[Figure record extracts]
..............................

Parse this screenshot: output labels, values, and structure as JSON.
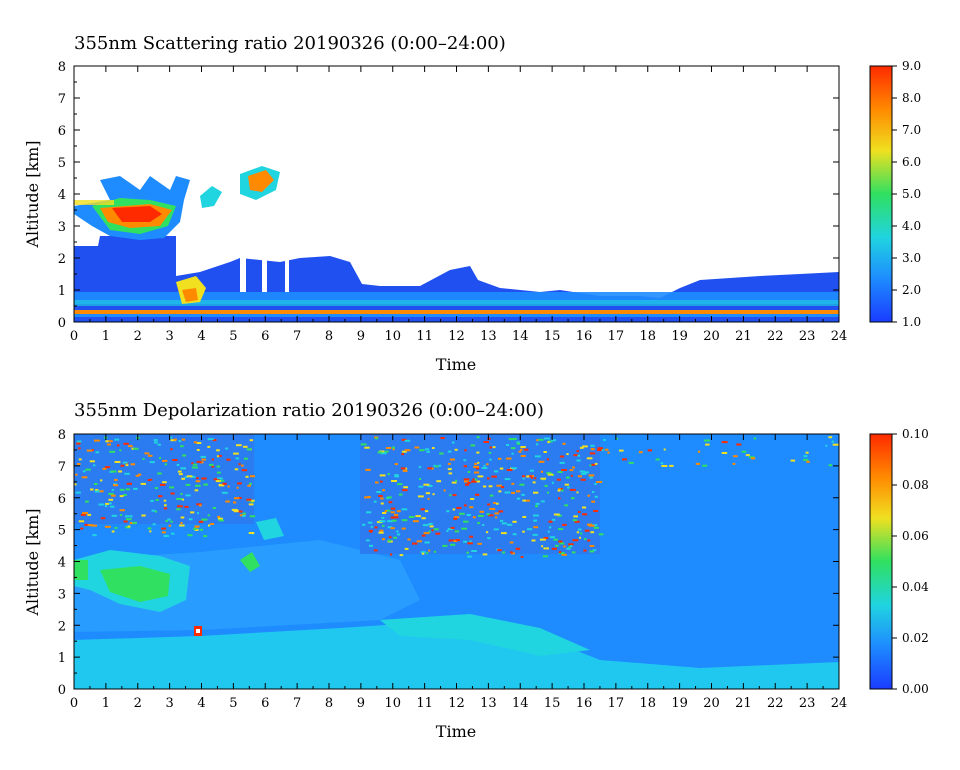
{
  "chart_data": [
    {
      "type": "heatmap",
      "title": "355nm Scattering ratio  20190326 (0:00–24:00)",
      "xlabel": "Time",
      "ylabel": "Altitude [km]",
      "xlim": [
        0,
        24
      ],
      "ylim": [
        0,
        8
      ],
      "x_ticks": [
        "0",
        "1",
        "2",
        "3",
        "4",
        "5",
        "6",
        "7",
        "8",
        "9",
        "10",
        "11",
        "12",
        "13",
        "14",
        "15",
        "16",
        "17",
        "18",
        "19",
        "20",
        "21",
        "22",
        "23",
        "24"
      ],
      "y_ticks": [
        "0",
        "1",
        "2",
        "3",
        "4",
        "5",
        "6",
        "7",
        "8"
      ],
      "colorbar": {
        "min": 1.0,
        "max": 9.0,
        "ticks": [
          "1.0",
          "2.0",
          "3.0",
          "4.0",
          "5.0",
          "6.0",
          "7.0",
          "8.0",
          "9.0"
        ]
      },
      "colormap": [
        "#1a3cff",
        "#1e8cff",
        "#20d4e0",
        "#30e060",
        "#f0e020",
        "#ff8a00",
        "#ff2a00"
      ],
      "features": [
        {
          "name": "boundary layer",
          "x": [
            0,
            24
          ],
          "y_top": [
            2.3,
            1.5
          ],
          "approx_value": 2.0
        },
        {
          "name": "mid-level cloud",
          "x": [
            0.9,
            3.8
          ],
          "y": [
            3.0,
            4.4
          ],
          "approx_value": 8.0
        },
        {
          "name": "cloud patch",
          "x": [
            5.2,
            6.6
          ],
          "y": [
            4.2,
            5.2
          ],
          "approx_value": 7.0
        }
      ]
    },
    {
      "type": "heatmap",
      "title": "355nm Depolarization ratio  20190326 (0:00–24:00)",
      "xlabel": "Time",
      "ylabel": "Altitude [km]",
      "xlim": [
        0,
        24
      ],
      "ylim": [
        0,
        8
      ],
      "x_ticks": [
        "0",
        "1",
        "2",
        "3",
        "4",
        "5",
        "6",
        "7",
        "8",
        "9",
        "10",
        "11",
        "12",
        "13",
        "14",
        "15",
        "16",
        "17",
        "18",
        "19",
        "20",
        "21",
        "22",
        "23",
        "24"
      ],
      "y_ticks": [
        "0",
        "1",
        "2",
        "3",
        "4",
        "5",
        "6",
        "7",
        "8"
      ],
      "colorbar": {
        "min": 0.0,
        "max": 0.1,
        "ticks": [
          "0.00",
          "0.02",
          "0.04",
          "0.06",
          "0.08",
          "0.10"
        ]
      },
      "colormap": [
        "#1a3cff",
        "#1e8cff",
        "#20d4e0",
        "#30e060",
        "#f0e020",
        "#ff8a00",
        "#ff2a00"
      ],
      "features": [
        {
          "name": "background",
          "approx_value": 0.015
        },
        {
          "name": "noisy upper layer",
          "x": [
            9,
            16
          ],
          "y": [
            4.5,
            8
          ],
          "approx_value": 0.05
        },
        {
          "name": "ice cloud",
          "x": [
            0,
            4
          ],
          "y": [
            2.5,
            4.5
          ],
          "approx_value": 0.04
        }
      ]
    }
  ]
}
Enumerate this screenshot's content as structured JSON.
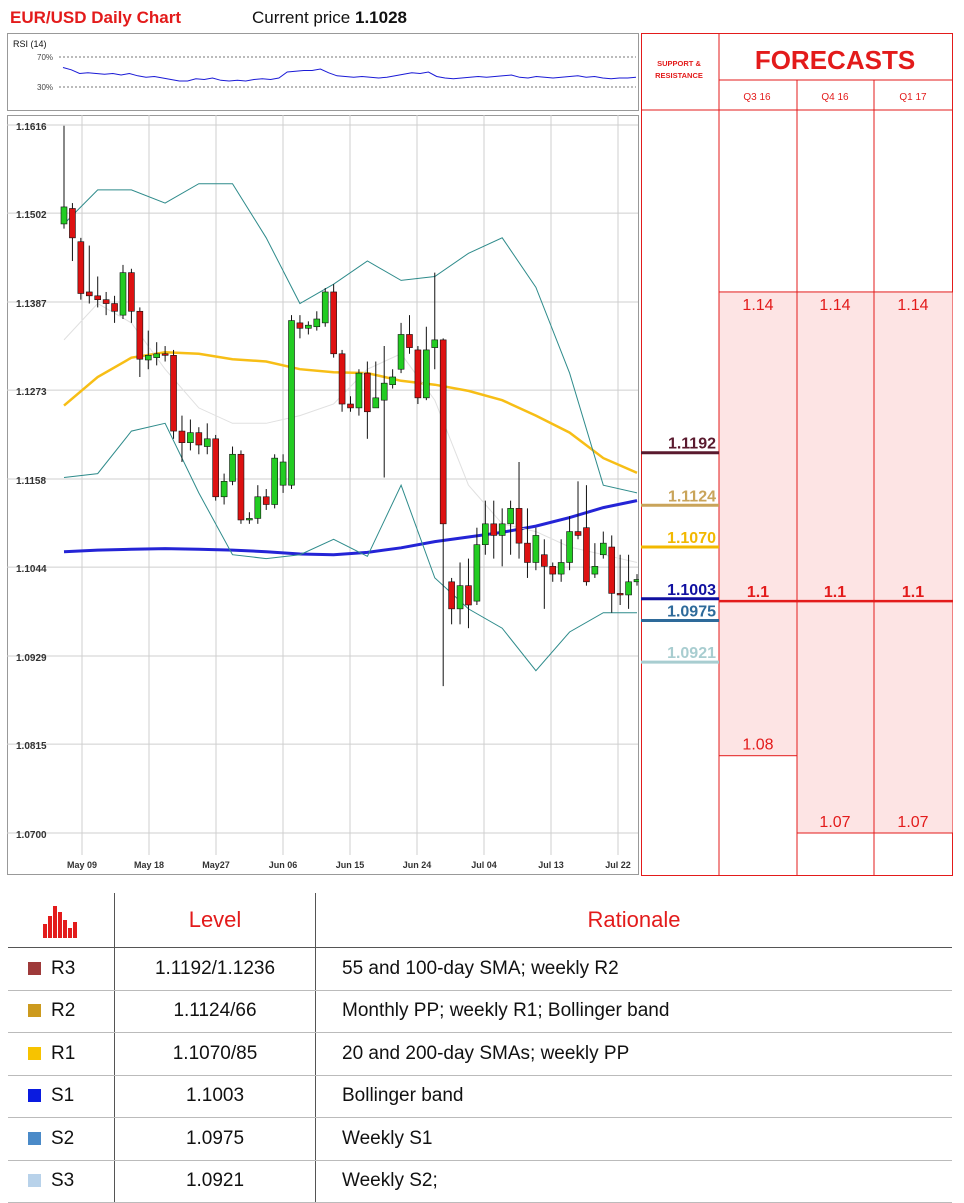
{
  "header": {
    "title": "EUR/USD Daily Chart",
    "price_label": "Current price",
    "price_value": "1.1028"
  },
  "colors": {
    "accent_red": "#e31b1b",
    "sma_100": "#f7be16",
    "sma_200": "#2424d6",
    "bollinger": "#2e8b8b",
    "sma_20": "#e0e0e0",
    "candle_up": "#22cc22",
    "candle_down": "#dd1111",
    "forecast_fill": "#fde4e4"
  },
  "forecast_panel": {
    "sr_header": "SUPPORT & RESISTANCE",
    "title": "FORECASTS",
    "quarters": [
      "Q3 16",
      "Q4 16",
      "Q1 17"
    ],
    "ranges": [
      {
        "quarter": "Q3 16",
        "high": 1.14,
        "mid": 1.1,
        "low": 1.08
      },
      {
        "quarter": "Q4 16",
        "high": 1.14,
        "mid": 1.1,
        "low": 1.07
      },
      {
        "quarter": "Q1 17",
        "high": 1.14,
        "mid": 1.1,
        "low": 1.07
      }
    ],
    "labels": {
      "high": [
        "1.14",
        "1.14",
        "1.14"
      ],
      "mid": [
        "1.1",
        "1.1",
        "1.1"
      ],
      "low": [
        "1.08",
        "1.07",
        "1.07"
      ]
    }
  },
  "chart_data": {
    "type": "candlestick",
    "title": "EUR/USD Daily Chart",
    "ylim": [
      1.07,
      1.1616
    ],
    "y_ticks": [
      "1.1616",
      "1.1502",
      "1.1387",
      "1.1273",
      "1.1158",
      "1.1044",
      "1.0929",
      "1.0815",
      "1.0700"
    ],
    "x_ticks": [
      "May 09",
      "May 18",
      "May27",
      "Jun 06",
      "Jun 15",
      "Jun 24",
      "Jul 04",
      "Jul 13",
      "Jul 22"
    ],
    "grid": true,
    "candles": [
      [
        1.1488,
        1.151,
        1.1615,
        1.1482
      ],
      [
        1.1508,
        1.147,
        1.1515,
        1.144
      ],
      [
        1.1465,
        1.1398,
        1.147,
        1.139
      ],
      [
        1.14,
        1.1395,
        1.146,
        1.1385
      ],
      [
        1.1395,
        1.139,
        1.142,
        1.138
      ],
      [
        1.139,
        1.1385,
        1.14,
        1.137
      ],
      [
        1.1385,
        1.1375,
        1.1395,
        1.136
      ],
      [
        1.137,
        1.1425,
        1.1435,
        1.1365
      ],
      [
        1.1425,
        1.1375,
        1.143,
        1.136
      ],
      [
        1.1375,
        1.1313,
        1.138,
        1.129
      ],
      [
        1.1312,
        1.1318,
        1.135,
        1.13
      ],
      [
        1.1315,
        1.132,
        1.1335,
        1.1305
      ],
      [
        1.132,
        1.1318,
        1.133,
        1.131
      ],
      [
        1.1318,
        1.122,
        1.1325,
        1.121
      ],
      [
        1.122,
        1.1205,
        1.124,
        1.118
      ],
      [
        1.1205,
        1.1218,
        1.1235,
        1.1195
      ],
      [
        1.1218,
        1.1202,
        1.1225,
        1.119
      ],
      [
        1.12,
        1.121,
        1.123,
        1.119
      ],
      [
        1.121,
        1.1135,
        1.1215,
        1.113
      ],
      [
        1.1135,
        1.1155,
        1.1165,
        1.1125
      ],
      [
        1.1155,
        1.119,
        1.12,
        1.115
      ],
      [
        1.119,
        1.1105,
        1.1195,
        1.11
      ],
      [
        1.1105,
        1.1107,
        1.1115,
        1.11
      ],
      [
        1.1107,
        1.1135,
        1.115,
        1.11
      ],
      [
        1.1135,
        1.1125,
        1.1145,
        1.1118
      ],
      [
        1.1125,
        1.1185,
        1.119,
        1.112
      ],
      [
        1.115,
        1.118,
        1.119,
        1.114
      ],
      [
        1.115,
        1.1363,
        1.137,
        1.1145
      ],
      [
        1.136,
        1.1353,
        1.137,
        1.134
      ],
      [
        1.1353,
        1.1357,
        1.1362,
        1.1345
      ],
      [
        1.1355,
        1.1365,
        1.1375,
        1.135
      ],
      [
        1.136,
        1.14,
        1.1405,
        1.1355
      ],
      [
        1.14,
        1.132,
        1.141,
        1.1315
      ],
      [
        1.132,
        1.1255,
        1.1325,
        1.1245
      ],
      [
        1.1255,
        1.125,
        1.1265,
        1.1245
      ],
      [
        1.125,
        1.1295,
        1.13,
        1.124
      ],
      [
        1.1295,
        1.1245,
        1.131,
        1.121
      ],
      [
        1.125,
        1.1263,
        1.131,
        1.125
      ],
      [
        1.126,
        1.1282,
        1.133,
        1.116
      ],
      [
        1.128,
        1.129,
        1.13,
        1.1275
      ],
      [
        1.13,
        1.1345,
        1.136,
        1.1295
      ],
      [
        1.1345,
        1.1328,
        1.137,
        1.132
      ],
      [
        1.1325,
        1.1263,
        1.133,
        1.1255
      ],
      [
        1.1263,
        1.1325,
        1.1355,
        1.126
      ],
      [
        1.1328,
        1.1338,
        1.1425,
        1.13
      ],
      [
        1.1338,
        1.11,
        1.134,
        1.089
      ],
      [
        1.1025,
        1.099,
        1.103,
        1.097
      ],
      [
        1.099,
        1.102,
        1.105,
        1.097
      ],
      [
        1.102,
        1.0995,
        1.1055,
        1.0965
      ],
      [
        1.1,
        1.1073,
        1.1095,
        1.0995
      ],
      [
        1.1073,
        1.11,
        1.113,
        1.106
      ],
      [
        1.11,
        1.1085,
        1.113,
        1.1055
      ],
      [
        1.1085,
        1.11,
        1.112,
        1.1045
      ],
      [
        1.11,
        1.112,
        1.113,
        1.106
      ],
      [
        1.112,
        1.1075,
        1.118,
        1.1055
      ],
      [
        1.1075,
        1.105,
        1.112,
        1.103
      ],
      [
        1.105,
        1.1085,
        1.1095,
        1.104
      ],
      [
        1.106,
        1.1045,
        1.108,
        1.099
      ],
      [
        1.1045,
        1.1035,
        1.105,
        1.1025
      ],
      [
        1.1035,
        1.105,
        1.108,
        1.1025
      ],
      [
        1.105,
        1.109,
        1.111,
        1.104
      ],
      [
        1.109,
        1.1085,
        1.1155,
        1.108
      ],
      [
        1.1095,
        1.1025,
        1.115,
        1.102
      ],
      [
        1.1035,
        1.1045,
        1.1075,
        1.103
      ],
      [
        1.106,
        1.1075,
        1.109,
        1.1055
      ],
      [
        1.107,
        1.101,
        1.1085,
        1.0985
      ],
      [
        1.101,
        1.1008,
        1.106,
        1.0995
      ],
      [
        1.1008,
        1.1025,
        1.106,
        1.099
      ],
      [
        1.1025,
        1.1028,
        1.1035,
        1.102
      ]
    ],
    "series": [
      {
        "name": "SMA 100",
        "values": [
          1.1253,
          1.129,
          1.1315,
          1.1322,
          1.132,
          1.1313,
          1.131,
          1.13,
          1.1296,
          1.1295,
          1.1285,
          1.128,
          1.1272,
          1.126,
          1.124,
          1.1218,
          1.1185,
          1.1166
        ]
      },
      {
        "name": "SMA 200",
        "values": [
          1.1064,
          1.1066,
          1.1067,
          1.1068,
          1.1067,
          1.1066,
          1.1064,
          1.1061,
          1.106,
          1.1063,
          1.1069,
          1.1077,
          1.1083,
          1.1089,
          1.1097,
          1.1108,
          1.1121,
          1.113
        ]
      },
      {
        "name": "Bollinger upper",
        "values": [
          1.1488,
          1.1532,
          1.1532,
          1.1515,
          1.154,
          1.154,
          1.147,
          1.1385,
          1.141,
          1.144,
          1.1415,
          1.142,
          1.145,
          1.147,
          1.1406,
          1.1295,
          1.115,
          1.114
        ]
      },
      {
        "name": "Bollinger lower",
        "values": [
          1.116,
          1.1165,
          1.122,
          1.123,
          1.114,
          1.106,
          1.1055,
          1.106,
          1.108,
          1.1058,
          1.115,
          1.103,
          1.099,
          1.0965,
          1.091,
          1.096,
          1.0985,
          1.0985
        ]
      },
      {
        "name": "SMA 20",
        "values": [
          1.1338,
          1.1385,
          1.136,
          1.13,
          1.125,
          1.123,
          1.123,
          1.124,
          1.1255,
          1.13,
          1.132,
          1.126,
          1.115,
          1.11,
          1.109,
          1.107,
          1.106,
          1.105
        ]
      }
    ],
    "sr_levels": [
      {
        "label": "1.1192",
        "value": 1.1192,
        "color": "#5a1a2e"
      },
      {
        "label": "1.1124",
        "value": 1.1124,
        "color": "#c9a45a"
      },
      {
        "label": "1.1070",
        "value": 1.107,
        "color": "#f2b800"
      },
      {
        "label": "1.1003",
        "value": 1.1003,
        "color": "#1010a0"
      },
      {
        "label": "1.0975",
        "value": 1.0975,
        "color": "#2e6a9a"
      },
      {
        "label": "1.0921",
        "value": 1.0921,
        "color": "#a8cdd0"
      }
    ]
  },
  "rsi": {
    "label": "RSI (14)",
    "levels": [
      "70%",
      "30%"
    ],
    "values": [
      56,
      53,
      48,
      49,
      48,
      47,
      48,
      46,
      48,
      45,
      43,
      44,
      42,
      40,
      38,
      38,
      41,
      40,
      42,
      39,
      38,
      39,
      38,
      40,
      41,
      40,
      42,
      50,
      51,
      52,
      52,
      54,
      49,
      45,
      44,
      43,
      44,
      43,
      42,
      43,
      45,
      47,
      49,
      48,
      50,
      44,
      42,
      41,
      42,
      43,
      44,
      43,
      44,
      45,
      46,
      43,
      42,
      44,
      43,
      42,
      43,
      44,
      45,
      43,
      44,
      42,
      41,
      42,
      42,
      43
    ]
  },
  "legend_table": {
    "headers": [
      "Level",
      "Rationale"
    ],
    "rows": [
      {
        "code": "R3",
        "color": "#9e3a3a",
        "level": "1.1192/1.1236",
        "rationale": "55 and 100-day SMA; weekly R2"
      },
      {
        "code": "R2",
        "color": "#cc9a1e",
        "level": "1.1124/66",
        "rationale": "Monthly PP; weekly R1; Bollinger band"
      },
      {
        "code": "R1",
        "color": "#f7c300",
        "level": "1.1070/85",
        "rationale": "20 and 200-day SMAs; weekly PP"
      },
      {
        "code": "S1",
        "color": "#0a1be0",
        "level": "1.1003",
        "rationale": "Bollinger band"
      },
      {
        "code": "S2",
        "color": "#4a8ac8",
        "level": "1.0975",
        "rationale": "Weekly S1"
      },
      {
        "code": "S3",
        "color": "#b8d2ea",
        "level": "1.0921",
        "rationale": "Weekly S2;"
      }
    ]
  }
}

..............................

• **WHAT IS ASKED**: Where a line of the material above holds the string "code", copy that line.

• **ANSWER TO THIS TASK**:
        "code": "R3",
        "code": "R2",
        "code": "R1",
        "code": "S1",
        "code": "S2",
        "code": "S3",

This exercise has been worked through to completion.